- _Dataset entries_:
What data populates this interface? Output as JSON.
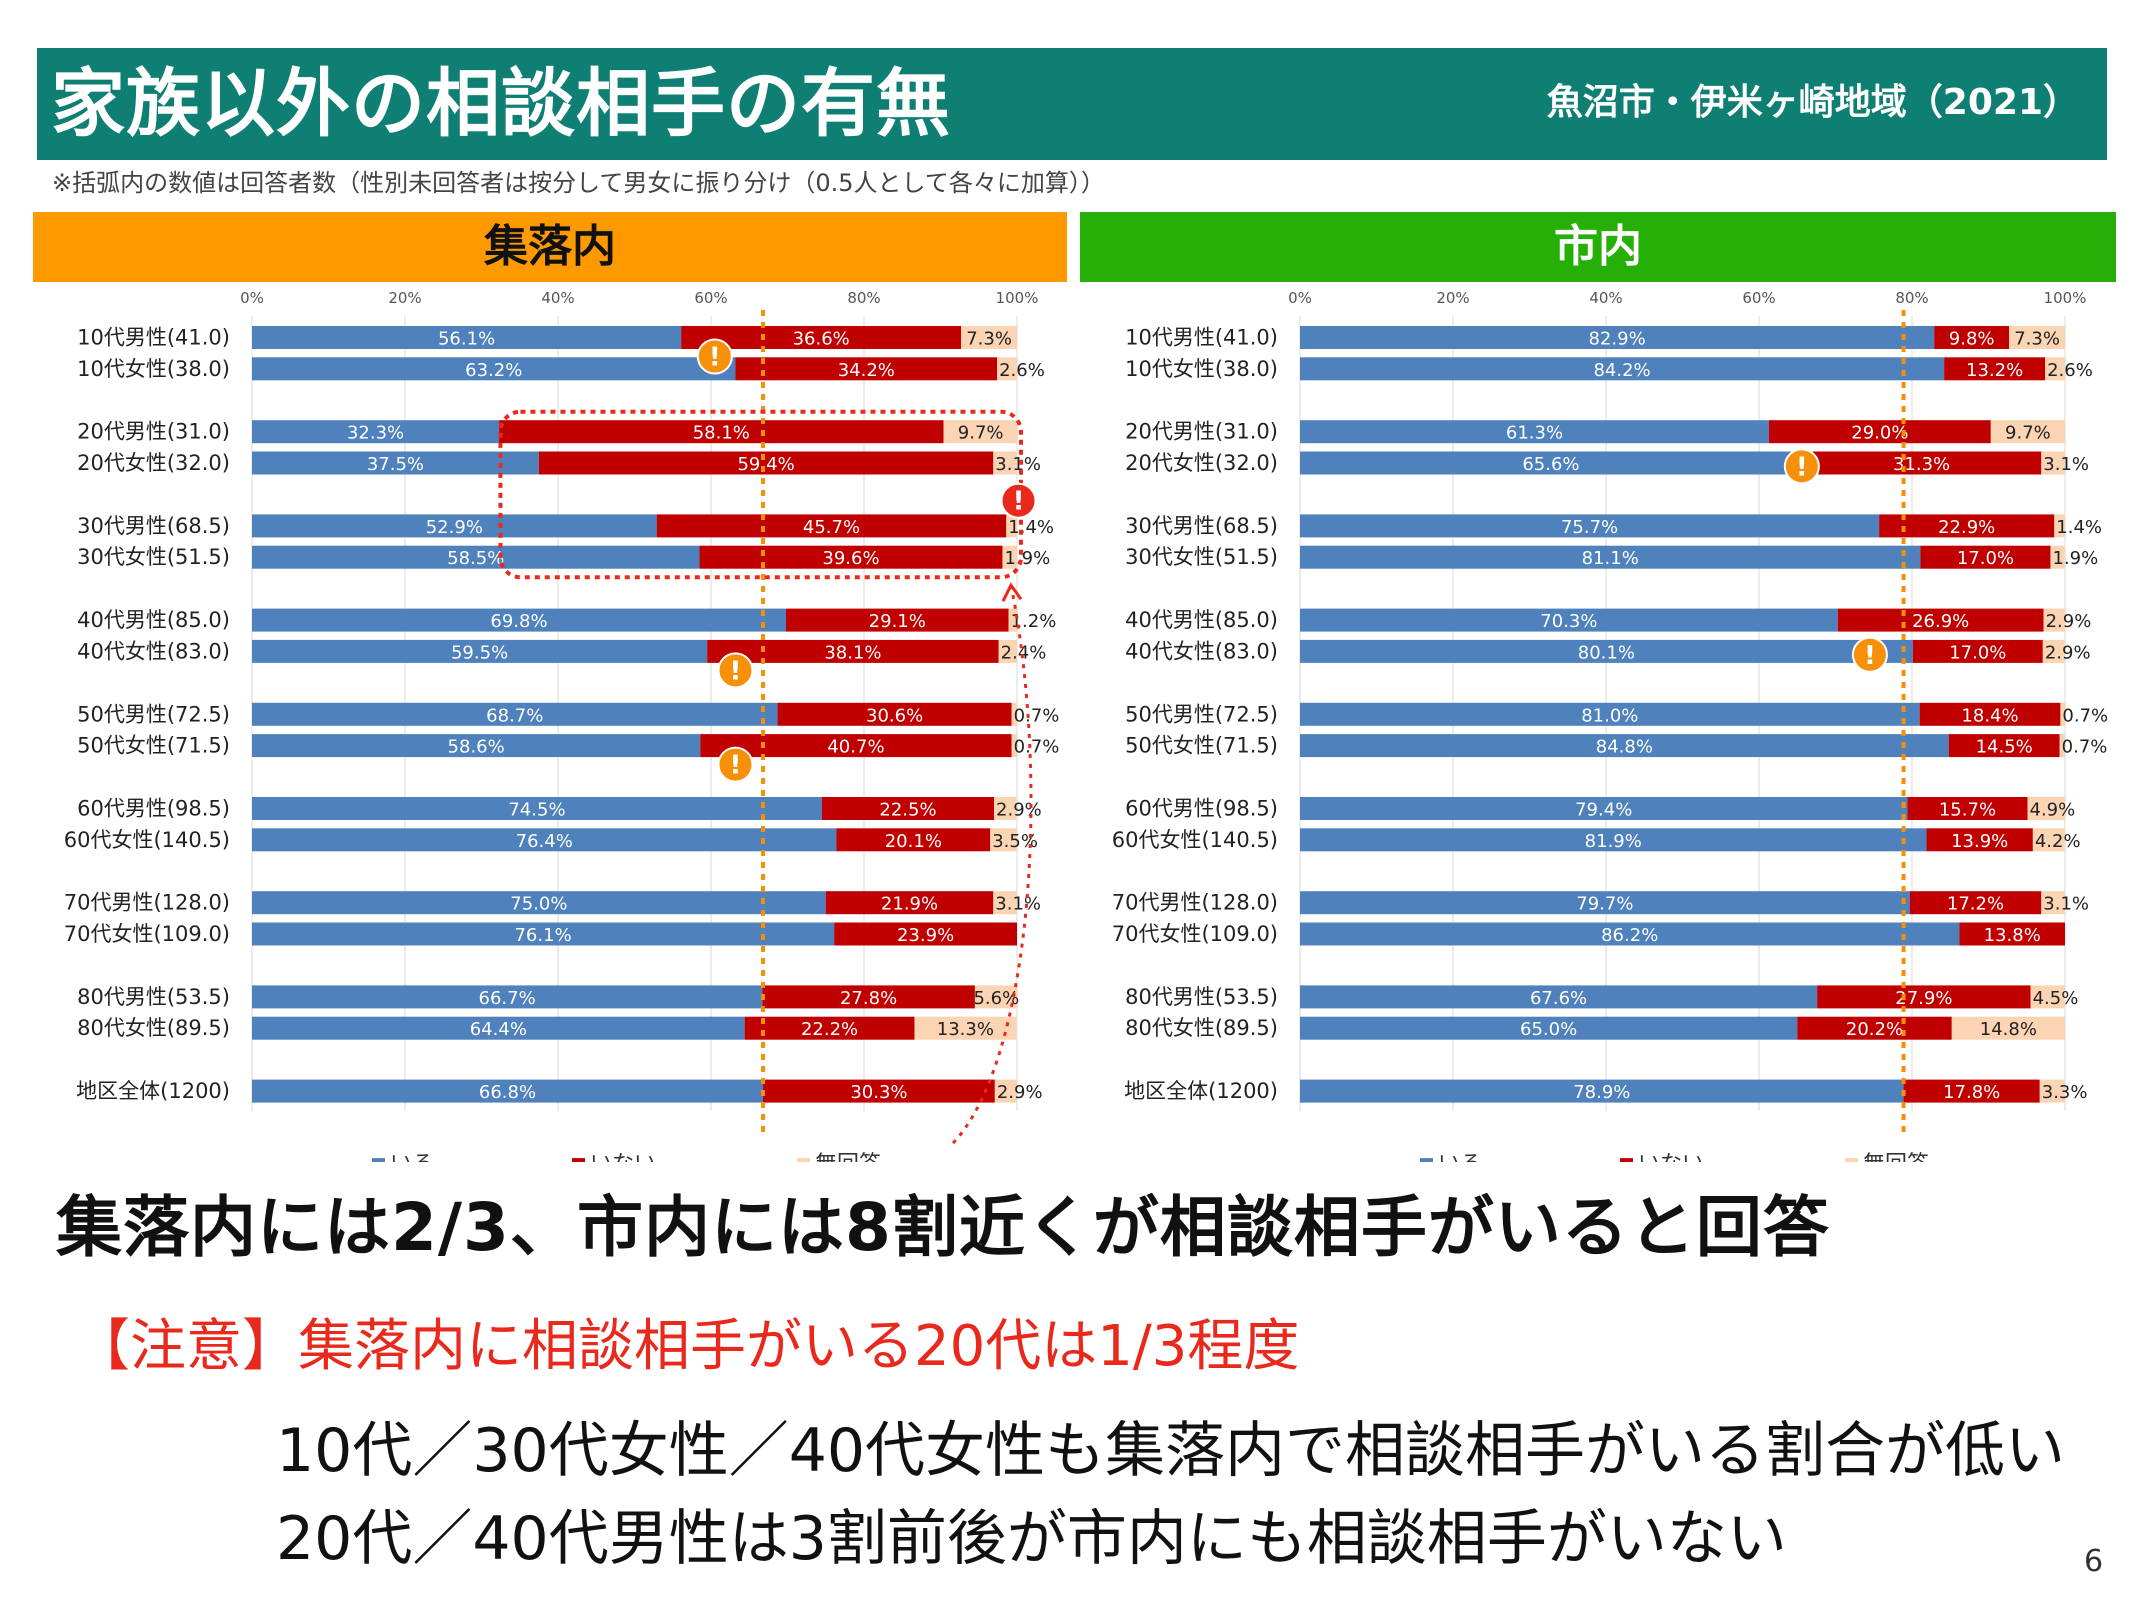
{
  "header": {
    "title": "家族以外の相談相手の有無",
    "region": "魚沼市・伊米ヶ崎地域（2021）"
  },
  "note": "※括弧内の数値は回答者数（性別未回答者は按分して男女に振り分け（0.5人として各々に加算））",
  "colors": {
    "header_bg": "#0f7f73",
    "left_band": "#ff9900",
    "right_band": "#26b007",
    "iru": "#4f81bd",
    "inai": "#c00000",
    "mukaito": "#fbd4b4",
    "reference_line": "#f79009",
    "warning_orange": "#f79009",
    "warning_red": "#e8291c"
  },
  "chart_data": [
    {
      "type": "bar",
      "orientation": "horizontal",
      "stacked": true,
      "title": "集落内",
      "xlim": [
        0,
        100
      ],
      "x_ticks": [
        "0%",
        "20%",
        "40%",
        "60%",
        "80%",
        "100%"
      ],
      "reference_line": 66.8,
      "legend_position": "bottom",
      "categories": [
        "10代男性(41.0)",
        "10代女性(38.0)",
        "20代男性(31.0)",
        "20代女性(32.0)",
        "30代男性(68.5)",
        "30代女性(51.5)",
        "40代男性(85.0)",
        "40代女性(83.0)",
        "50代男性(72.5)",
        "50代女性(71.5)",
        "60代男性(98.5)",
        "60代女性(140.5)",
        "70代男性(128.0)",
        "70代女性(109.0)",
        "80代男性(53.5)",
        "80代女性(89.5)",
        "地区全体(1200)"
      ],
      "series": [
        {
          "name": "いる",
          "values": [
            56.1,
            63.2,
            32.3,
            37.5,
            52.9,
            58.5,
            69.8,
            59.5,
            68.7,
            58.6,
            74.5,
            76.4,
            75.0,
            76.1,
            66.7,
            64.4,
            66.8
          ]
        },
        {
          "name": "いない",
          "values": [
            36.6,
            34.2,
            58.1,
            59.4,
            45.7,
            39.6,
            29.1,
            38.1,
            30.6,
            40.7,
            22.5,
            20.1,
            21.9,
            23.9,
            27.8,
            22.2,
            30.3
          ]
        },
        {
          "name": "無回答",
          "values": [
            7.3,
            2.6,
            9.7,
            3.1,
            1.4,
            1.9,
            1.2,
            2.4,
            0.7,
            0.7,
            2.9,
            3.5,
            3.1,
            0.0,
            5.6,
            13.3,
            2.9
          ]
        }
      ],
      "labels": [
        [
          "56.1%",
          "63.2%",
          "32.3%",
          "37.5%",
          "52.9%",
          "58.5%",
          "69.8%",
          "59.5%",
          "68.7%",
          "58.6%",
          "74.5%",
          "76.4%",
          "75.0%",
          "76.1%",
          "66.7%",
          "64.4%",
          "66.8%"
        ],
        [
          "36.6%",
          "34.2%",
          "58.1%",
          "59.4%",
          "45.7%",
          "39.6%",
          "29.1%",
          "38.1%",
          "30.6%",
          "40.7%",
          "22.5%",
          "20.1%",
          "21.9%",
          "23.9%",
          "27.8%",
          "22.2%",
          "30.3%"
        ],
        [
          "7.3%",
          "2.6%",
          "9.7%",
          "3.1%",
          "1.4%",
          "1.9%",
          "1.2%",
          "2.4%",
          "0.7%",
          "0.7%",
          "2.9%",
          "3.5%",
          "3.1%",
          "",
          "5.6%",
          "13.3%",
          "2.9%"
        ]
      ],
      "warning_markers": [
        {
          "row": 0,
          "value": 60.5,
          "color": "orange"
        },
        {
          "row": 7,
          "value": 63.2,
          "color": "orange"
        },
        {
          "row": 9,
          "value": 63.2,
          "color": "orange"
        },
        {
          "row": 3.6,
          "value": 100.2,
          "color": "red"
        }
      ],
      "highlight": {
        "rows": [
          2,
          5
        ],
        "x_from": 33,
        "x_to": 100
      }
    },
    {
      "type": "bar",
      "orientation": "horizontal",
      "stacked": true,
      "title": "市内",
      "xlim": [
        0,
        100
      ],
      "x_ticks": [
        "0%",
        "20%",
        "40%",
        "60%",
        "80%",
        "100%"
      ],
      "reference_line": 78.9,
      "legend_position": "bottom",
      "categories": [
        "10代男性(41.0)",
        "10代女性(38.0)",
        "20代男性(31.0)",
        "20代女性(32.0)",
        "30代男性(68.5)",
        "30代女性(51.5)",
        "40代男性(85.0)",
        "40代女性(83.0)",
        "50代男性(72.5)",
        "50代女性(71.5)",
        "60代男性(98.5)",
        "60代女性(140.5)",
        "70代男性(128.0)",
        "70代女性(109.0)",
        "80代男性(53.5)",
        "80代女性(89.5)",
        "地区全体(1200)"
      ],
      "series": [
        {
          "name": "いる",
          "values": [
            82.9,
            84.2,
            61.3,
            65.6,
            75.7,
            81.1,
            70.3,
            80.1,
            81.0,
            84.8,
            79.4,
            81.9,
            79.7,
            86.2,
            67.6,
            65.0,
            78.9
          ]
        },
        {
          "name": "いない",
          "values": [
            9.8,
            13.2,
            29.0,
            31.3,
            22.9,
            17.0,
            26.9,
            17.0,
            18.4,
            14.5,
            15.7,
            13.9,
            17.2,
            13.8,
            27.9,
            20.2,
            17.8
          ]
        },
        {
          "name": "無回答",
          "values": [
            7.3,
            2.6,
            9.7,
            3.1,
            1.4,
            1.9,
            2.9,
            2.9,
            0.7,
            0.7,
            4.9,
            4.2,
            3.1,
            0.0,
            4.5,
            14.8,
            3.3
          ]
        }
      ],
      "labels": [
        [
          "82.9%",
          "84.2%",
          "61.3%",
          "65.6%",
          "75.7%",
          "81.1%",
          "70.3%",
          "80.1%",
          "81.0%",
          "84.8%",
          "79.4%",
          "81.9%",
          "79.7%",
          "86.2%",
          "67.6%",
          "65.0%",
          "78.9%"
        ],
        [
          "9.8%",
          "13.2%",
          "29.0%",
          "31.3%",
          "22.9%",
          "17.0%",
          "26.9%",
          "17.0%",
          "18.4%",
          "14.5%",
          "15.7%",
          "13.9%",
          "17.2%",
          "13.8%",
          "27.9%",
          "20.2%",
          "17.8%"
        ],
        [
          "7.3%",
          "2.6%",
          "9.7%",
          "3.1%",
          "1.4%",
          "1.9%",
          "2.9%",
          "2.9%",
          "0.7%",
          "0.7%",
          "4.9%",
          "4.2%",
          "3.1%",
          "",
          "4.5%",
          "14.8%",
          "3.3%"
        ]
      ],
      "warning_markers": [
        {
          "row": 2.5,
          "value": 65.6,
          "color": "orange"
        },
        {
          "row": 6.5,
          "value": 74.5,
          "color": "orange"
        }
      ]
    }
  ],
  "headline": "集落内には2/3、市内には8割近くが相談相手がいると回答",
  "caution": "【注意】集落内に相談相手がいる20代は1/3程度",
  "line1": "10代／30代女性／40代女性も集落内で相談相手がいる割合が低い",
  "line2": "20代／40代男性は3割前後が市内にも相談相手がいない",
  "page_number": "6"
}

- _Exercise details_:
Leave out the pictures and give the rest of the records again exactly.

- _Reply_:
What data populates this interface? Output as JSON.
{
  "header": {
    "title": "家族以外の相談相手の有無",
    "region": "魚沼市・伊米ヶ崎地域（2021）"
  },
  "note": "※括弧内の数値は回答者数（性別未回答者は按分して男女に振り分け（0.5人として各々に加算））",
  "colors": {
    "header_bg": "#0f7f73",
    "left_band": "#ff9900",
    "right_band": "#26b007",
    "iru": "#4f81bd",
    "inai": "#c00000",
    "mukaito": "#fbd4b4",
    "reference_line": "#f79009",
    "warning_orange": "#f79009",
    "warning_red": "#e8291c"
  },
  "chart_data": [
    {
      "type": "bar",
      "orientation": "horizontal",
      "stacked": true,
      "title": "集落内",
      "xlim": [
        0,
        100
      ],
      "x_ticks": [
        "0%",
        "20%",
        "40%",
        "60%",
        "80%",
        "100%"
      ],
      "reference_line": 66.8,
      "legend_position": "bottom",
      "categories": [
        "10代男性(41.0)",
        "10代女性(38.0)",
        "20代男性(31.0)",
        "20代女性(32.0)",
        "30代男性(68.5)",
        "30代女性(51.5)",
        "40代男性(85.0)",
        "40代女性(83.0)",
        "50代男性(72.5)",
        "50代女性(71.5)",
        "60代男性(98.5)",
        "60代女性(140.5)",
        "70代男性(128.0)",
        "70代女性(109.0)",
        "80代男性(53.5)",
        "80代女性(89.5)",
        "地区全体(1200)"
      ],
      "series": [
        {
          "name": "いる",
          "values": [
            56.1,
            63.2,
            32.3,
            37.5,
            52.9,
            58.5,
            69.8,
            59.5,
            68.7,
            58.6,
            74.5,
            76.4,
            75.0,
            76.1,
            66.7,
            64.4,
            66.8
          ]
        },
        {
          "name": "いない",
          "values": [
            36.6,
            34.2,
            58.1,
            59.4,
            45.7,
            39.6,
            29.1,
            38.1,
            30.6,
            40.7,
            22.5,
            20.1,
            21.9,
            23.9,
            27.8,
            22.2,
            30.3
          ]
        },
        {
          "name": "無回答",
          "values": [
            7.3,
            2.6,
            9.7,
            3.1,
            1.4,
            1.9,
            1.2,
            2.4,
            0.7,
            0.7,
            2.9,
            3.5,
            3.1,
            0.0,
            5.6,
            13.3,
            2.9
          ]
        }
      ],
      "labels": [
        [
          "56.1%",
          "63.2%",
          "32.3%",
          "37.5%",
          "52.9%",
          "58.5%",
          "69.8%",
          "59.5%",
          "68.7%",
          "58.6%",
          "74.5%",
          "76.4%",
          "75.0%",
          "76.1%",
          "66.7%",
          "64.4%",
          "66.8%"
        ],
        [
          "36.6%",
          "34.2%",
          "58.1%",
          "59.4%",
          "45.7%",
          "39.6%",
          "29.1%",
          "38.1%",
          "30.6%",
          "40.7%",
          "22.5%",
          "20.1%",
          "21.9%",
          "23.9%",
          "27.8%",
          "22.2%",
          "30.3%"
        ],
        [
          "7.3%",
          "2.6%",
          "9.7%",
          "3.1%",
          "1.4%",
          "1.9%",
          "1.2%",
          "2.4%",
          "0.7%",
          "0.7%",
          "2.9%",
          "3.5%",
          "3.1%",
          "",
          "5.6%",
          "13.3%",
          "2.9%"
        ]
      ],
      "warning_markers": [
        {
          "row": 0,
          "value": 60.5,
          "color": "orange"
        },
        {
          "row": 7,
          "value": 63.2,
          "color": "orange"
        },
        {
          "row": 9,
          "value": 63.2,
          "color": "orange"
        },
        {
          "row": 3.6,
          "value": 100.2,
          "color": "red"
        }
      ],
      "highlight": {
        "rows": [
          2,
          5
        ],
        "x_from": 33,
        "x_to": 100
      }
    },
    {
      "type": "bar",
      "orientation": "horizontal",
      "stacked": true,
      "title": "市内",
      "xlim": [
        0,
        100
      ],
      "x_ticks": [
        "0%",
        "20%",
        "40%",
        "60%",
        "80%",
        "100%"
      ],
      "reference_line": 78.9,
      "legend_position": "bottom",
      "categories": [
        "10代男性(41.0)",
        "10代女性(38.0)",
        "20代男性(31.0)",
        "20代女性(32.0)",
        "30代男性(68.5)",
        "30代女性(51.5)",
        "40代男性(85.0)",
        "40代女性(83.0)",
        "50代男性(72.5)",
        "50代女性(71.5)",
        "60代男性(98.5)",
        "60代女性(140.5)",
        "70代男性(128.0)",
        "70代女性(109.0)",
        "80代男性(53.5)",
        "80代女性(89.5)",
        "地区全体(1200)"
      ],
      "series": [
        {
          "name": "いる",
          "values": [
            82.9,
            84.2,
            61.3,
            65.6,
            75.7,
            81.1,
            70.3,
            80.1,
            81.0,
            84.8,
            79.4,
            81.9,
            79.7,
            86.2,
            67.6,
            65.0,
            78.9
          ]
        },
        {
          "name": "いない",
          "values": [
            9.8,
            13.2,
            29.0,
            31.3,
            22.9,
            17.0,
            26.9,
            17.0,
            18.4,
            14.5,
            15.7,
            13.9,
            17.2,
            13.8,
            27.9,
            20.2,
            17.8
          ]
        },
        {
          "name": "無回答",
          "values": [
            7.3,
            2.6,
            9.7,
            3.1,
            1.4,
            1.9,
            2.9,
            2.9,
            0.7,
            0.7,
            4.9,
            4.2,
            3.1,
            0.0,
            4.5,
            14.8,
            3.3
          ]
        }
      ],
      "labels": [
        [
          "82.9%",
          "84.2%",
          "61.3%",
          "65.6%",
          "75.7%",
          "81.1%",
          "70.3%",
          "80.1%",
          "81.0%",
          "84.8%",
          "79.4%",
          "81.9%",
          "79.7%",
          "86.2%",
          "67.6%",
          "65.0%",
          "78.9%"
        ],
        [
          "9.8%",
          "13.2%",
          "29.0%",
          "31.3%",
          "22.9%",
          "17.0%",
          "26.9%",
          "17.0%",
          "18.4%",
          "14.5%",
          "15.7%",
          "13.9%",
          "17.2%",
          "13.8%",
          "27.9%",
          "20.2%",
          "17.8%"
        ],
        [
          "7.3%",
          "2.6%",
          "9.7%",
          "3.1%",
          "1.4%",
          "1.9%",
          "2.9%",
          "2.9%",
          "0.7%",
          "0.7%",
          "4.9%",
          "4.2%",
          "3.1%",
          "",
          "4.5%",
          "14.8%",
          "3.3%"
        ]
      ],
      "warning_markers": [
        {
          "row": 2.5,
          "value": 65.6,
          "color": "orange"
        },
        {
          "row": 6.5,
          "value": 74.5,
          "color": "orange"
        }
      ]
    }
  ],
  "headline": "集落内には2/3、市内には8割近くが相談相手がいると回答",
  "caution": "【注意】集落内に相談相手がいる20代は1/3程度",
  "line1": "10代／30代女性／40代女性も集落内で相談相手がいる割合が低い",
  "line2": "20代／40代男性は3割前後が市内にも相談相手がいない",
  "page_number": "6"
}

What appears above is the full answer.